> _Task instructions_
Note each line that includes the word "Sebastian". Copy those lines.

> _Supplied data_
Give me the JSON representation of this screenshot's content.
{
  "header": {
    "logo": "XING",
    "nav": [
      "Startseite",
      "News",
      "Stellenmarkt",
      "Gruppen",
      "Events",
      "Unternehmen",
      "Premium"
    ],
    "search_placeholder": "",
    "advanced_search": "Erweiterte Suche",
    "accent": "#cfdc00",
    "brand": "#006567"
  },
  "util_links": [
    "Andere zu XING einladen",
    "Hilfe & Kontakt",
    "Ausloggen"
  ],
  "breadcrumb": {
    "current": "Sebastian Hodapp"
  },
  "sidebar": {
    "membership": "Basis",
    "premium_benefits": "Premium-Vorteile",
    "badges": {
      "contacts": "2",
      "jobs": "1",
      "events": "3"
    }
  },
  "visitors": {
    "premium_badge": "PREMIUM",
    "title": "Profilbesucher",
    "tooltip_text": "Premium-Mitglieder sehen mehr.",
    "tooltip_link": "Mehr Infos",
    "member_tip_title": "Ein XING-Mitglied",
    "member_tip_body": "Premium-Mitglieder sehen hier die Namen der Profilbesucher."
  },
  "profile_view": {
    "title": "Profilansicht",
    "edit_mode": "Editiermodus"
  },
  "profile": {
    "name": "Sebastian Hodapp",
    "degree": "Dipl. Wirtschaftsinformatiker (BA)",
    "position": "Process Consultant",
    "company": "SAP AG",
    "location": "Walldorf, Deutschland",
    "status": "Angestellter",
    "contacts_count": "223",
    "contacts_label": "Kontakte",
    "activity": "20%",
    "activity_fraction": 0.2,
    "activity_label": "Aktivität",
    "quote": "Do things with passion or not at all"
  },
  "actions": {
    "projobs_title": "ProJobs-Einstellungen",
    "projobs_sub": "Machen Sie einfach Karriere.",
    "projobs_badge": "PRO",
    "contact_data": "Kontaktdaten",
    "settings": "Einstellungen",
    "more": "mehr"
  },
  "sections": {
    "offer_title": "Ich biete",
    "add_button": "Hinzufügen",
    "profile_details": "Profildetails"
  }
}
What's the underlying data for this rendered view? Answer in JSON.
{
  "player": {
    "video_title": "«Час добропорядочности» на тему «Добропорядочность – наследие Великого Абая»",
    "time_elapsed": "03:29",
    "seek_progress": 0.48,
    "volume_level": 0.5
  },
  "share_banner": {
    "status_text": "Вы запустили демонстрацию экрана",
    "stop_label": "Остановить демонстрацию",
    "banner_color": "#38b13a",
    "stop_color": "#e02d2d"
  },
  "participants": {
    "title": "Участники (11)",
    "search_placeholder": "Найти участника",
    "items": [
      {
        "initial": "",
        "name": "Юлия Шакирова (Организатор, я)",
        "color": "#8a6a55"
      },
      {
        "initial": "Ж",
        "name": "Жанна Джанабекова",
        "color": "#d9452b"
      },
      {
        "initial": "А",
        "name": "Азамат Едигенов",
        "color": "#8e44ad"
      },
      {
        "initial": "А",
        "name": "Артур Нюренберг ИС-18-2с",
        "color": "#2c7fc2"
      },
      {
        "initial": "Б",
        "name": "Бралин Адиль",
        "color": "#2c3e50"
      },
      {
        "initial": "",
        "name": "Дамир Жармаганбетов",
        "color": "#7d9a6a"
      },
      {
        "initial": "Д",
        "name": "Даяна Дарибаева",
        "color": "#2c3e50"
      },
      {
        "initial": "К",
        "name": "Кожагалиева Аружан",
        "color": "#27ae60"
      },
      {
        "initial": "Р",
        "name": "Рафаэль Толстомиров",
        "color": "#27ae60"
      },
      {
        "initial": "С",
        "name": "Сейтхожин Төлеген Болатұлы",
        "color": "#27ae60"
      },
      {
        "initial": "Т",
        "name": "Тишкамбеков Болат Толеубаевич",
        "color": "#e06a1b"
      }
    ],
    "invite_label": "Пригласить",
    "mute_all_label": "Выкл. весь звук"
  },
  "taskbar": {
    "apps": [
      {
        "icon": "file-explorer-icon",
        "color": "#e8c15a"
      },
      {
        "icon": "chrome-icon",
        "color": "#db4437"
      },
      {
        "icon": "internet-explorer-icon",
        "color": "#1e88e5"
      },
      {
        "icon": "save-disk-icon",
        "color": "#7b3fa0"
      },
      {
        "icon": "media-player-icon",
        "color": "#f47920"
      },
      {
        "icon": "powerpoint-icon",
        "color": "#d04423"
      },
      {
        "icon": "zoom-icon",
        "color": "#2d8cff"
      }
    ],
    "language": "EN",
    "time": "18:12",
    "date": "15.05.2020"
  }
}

> _Written reply_
    "current": "Sebastian Hodapp"
    "name": "Sebastian Hodapp",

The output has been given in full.